─── RECORDS
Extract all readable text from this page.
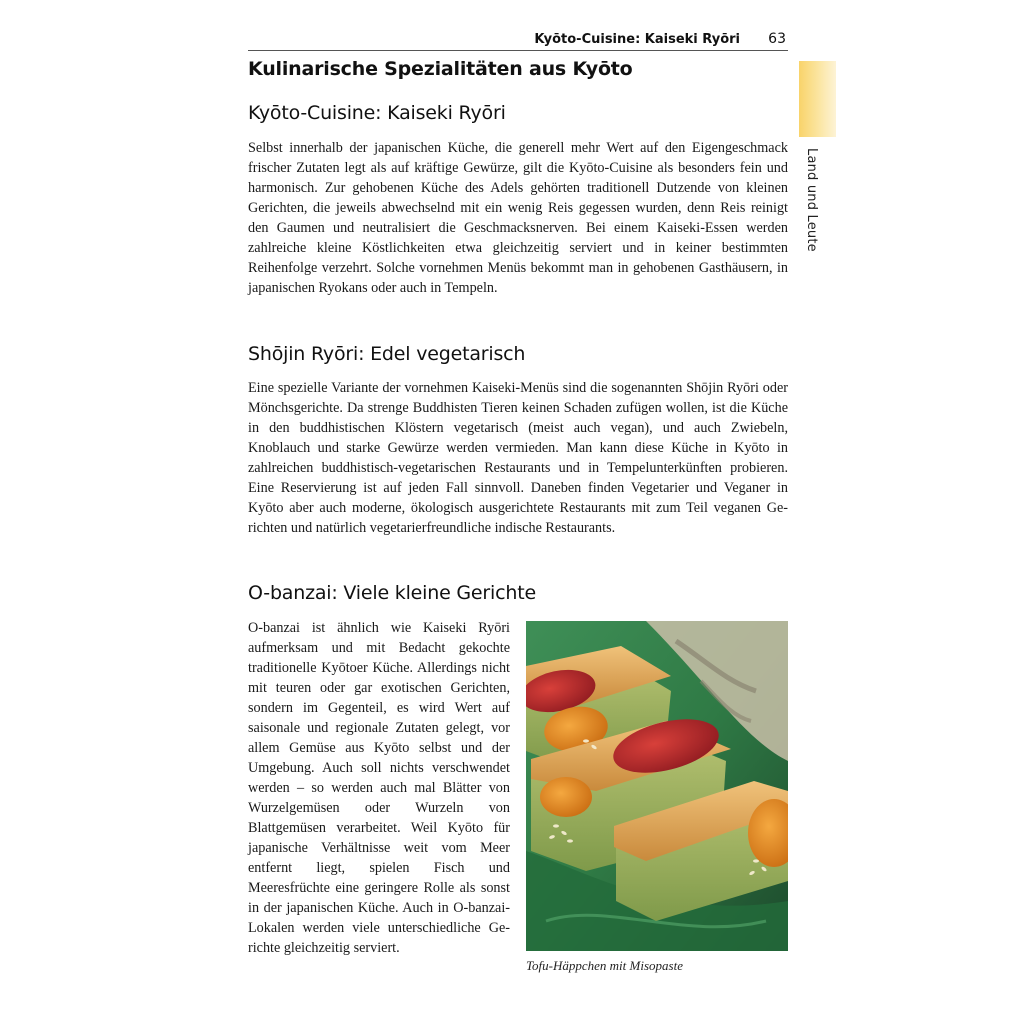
Kyōto-Cuisine: Kaiseki Ryōri 63
Land und Leute
Kulinarische Spezialitäten aus Kyōto
Kyōto-Cuisine: Kaiseki Ryōri

Selbst innerhalb der japanischen Küche, die generell mehr Wert auf den Eigengeschmack frischer Zutaten legt als auf kräftige Gewürze, gilt die Kyōto-Cuisine als besonders fein und harmonisch. Zur gehobenen Küche des Adels gehörten traditionell Dutzende von kleinen Gerichten, die jeweils abwechselnd mit ein wenig Reis gegessen wurden, denn Reis reinigt den Gaumen und neutralisiert die Geschmacksnerven. Bei einem Kaiseki-Essen werden zahlreiche kleine Köstlichkeiten etwa gleichzeitig serviert und in keiner bestimmten Reihenfolge verzehrt. Solche vornehmen Menüs bekommt man in gehobenen Gasthäusern, in japanischen Ryokans oder auch in Tempeln.

Shōjin Ryōri: Edel vegetarisch

Eine spezielle Variante der vornehmen Kaiseki-Menüs sind die sogenannten Shōjin Ryōri oder Mönchsgerichte. Da strenge Buddhisten Tieren keinen Schaden zufügen wollen, ist die Küche in den buddhistischen Klöstern vegetarisch (meist auch vegan), und auch Zwiebeln, Knoblauch und starke Gewürze werden vermieden. Man kann diese Küche in Kyōto in zahlreichen buddhistisch-vegetarischen Restaurants und in Tempelunterkünften probieren. Eine Reservierung ist auf jeden Fall sinnvoll. Daneben finden Vegetarier und Veganer in Kyōto aber auch moderne, ökologisch ausgerichtete Restaurants mit zum Teil veganen Gerichten und natürlich vegetarierfreundliche indische Restaurants.

O-banzai: Viele kleine Gerichte

O-banzai ist ähnlich wie Kaiseki Ryōri aufmerksam und mit Bedacht gekochte traditionelle Kyōtoer Küche. Allerdings nicht mit teuren oder gar exotischen Gerichten, sondern im Gegenteil, es wird Wert auf saisonale und regionale Zutaten gelegt, vor allem Gemüse aus Kyōto selbst und der Umgebung. Auch soll nichts verschwendet werden – so werden auch mal Blätter von Wurzelgemüsen oder Wurzeln von Blattgemüsen verarbeitet. Weil Kyōto für japanische Verhältnisse weit vom Meer entfernt liegt, spielen Fisch und Meeresfrüchte eine geringere Rolle als sonst in der japanischen Küche. Auch in O-banzai-Lokalen werden viele unterschiedliche Gerichte gleichzeitig serviert.

Tofu-Häppchen mit Misopaste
──────
TASK DESCRIPTION
Quote the records in their entirety, keeping the wording exact and excluding pictures.

OUTPUT FOR THIS EXERCISE
Extract all readable text from this page.
Kyōto-Cuisine: Kaiseki Ryōri 63
Land und Leute
Kulinarische Spezialitäten aus Kyōto
Kyōto-Cuisine: Kaiseki Ryōri

Selbst innerhalb der japanischen Küche, die generell mehr Wert auf den Eigengeschmack frischer Zutaten legt als auf kräftige Gewürze, gilt die Kyōto-Cuisine als besonders fein und harmonisch. Zur gehobenen Küche des Adels gehörten traditionell Dutzende von kleinen Gerichten, die jeweils abwechselnd mit ein wenig Reis gegessen wurden, denn Reis reinigt den Gaumen und neutralisiert die Geschmacksnerven. Bei einem Kaiseki-Essen werden zahlreiche kleine Köstlichkeiten etwa gleichzeitig serviert und in keiner bestimmten Reihenfolge verzehrt. Solche vornehmen Menüs bekommt man in gehobenen Gasthäusern, in japanischen Ryokans oder auch in Tempeln.

Shōjin Ryōri: Edel vegetarisch

Eine spezielle Variante der vornehmen Kaiseki-Menüs sind die sogenannten Shōjin Ryōri oder Mönchsgerichte. Da strenge Buddhisten Tieren keinen Schaden zufügen wollen, ist die Küche in den buddhistischen Klöstern vegetarisch (meist auch vegan), und auch Zwiebeln, Knoblauch und starke Gewürze werden vermieden. Man kann diese Küche in Kyōto in zahlreichen buddhistisch-vegetarischen Restaurants und in Tempelunterkünften probieren. Eine Reservierung ist auf jeden Fall sinnvoll. Daneben finden Vegetarier und Veganer in Kyōto aber auch moderne, ökologisch ausgerichtete Restaurants mit zum Teil veganen Gerichten und natürlich vegetarierfreundliche indische Restaurants.

O-banzai: Viele kleine Gerichte

O-banzai ist ähnlich wie Kaiseki Ryōri aufmerksam und mit Bedacht gekochte traditionelle Kyōtoer Küche. Allerdings nicht mit teuren oder gar exotischen Gerichten, sondern im Gegenteil, es wird Wert auf saisonale und regionale Zutaten gelegt, vor allem Gemüse aus Kyōto selbst und der Umgebung. Auch soll nichts verschwendet werden – so werden auch mal Blätter von Wurzelgemüsen oder Wurzeln von Blattgemüsen verarbeitet. Weil Kyōto für japanische Verhältnisse weit vom Meer entfernt liegt, spielen Fisch und Meeresfrüchte eine geringere Rolle als sonst in der japanischen Küche. Auch in O-banzai-Lokalen werden viele unterschiedliche Gerichte gleichzeitig serviert.

Tofu-Häppchen mit Misopaste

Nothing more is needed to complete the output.